[Data items]
────────────────────

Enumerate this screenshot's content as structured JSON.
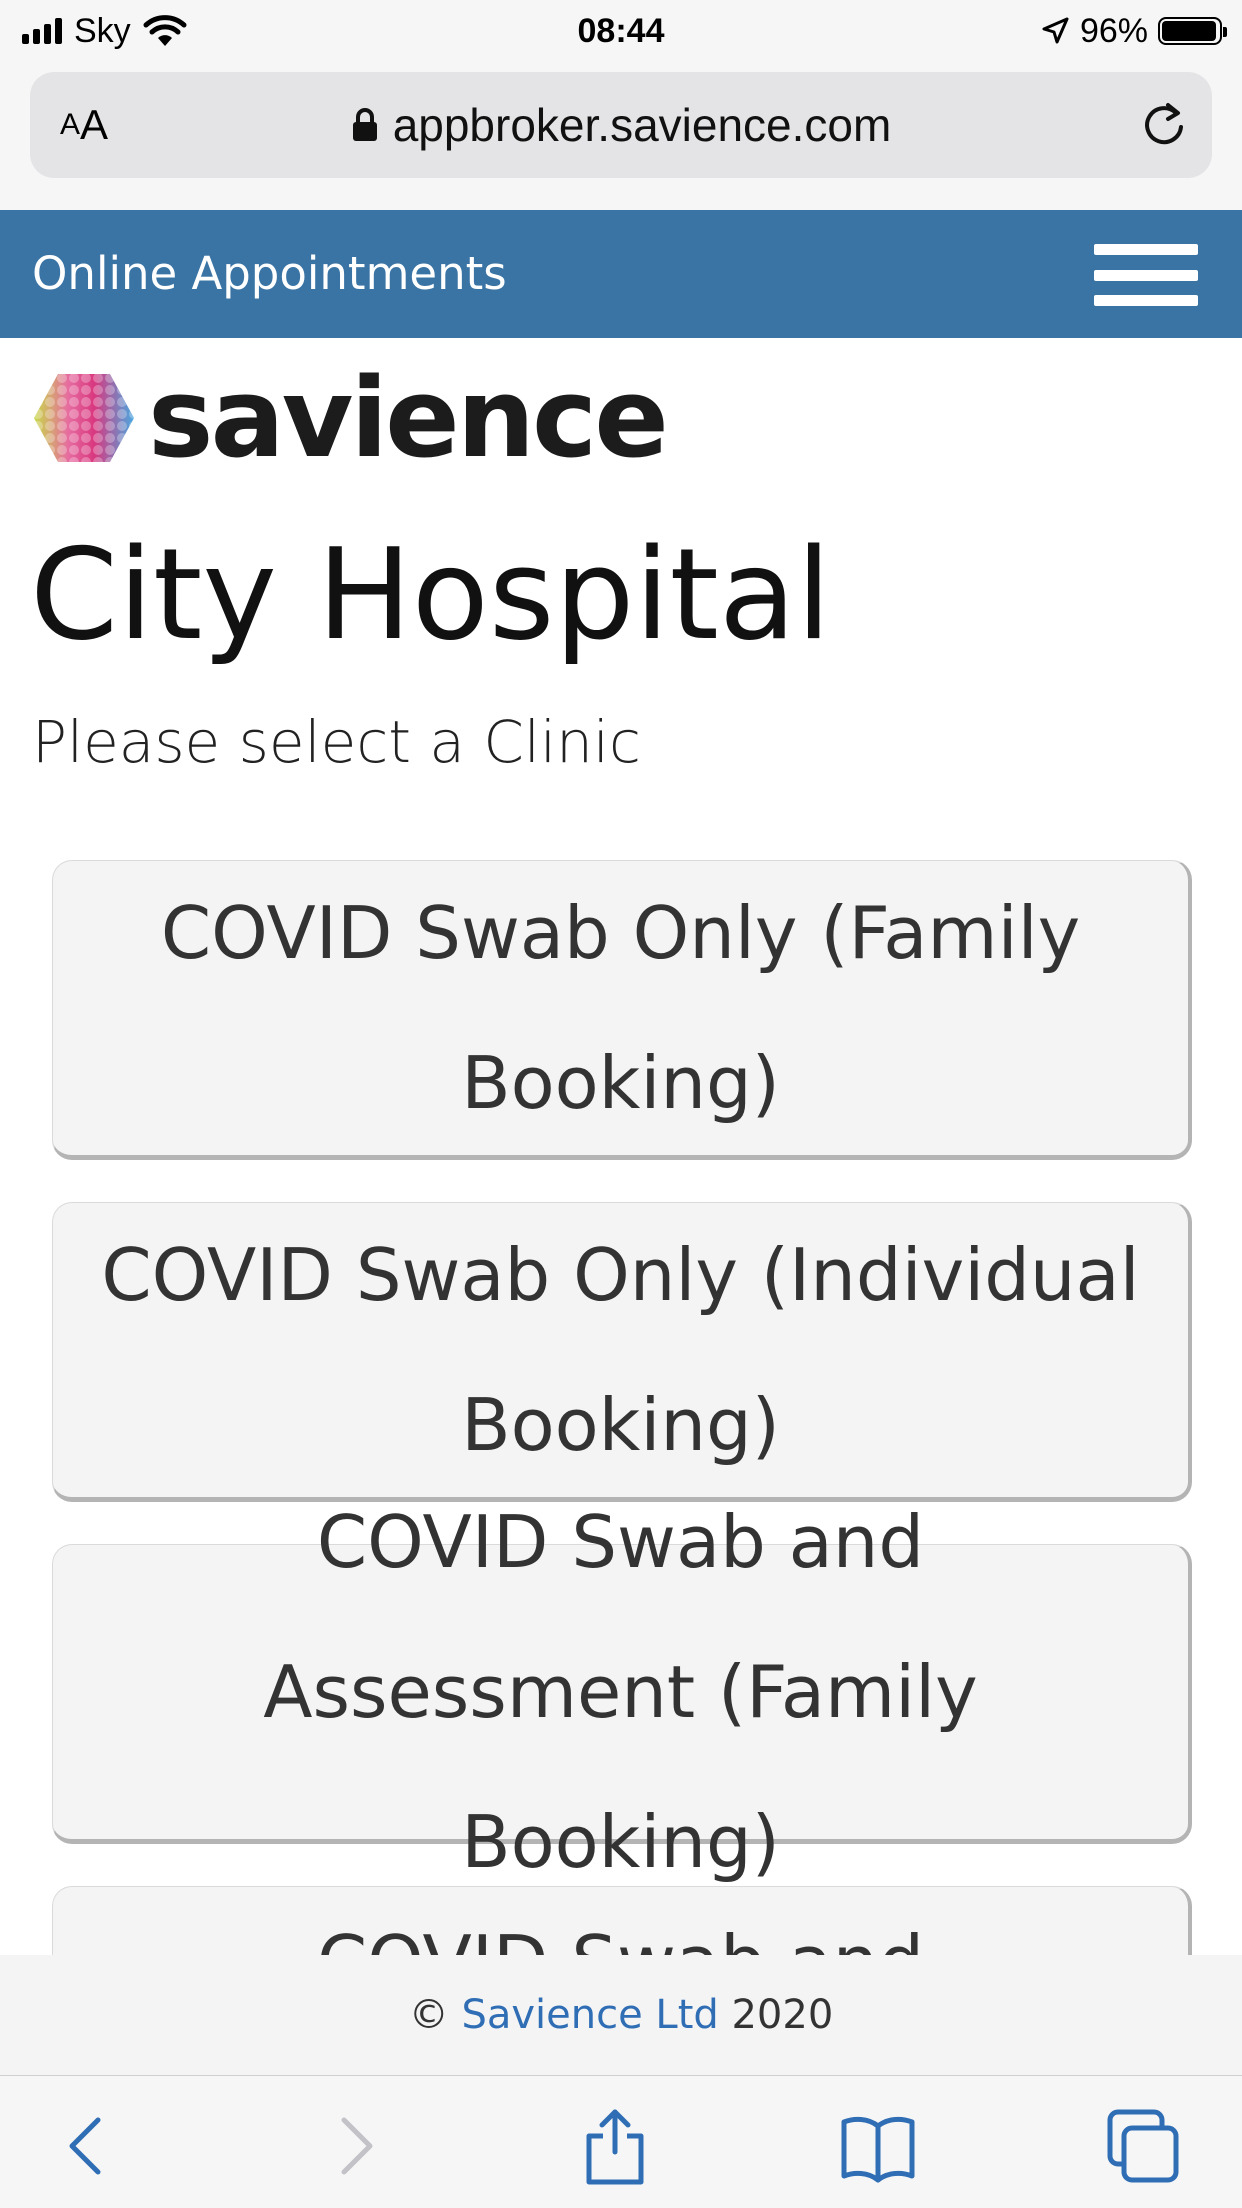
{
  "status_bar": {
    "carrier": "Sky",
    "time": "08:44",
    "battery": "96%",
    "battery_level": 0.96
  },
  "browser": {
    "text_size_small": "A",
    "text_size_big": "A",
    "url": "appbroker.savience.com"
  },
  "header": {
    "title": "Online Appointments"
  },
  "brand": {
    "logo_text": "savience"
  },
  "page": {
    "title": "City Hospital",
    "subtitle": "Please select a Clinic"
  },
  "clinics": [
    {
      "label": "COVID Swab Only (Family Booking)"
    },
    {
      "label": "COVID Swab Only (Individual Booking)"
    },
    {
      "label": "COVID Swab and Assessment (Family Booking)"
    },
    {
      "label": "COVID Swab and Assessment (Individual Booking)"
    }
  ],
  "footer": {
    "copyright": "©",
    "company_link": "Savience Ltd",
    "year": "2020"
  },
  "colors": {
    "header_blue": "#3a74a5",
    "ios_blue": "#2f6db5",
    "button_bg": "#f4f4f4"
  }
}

────────────────────

> _Challenge_: Repeat all the records above exactly, leaving out any pictures.

> _Problem solution_:
Enumerate this screenshot's content as structured JSON.
{
  "status_bar": {
    "carrier": "Sky",
    "time": "08:44",
    "battery": "96%",
    "battery_level": 0.96
  },
  "browser": {
    "text_size_small": "A",
    "text_size_big": "A",
    "url": "appbroker.savience.com"
  },
  "header": {
    "title": "Online Appointments"
  },
  "brand": {
    "logo_text": "savience"
  },
  "page": {
    "title": "City Hospital",
    "subtitle": "Please select a Clinic"
  },
  "clinics": [
    {
      "label": "COVID Swab Only (Family Booking)"
    },
    {
      "label": "COVID Swab Only (Individual Booking)"
    },
    {
      "label": "COVID Swab and Assessment (Family Booking)"
    },
    {
      "label": "COVID Swab and Assessment (Individual Booking)"
    }
  ],
  "footer": {
    "copyright": "©",
    "company_link": "Savience Ltd",
    "year": "2020"
  },
  "colors": {
    "header_blue": "#3a74a5",
    "ios_blue": "#2f6db5",
    "button_bg": "#f4f4f4"
  }
}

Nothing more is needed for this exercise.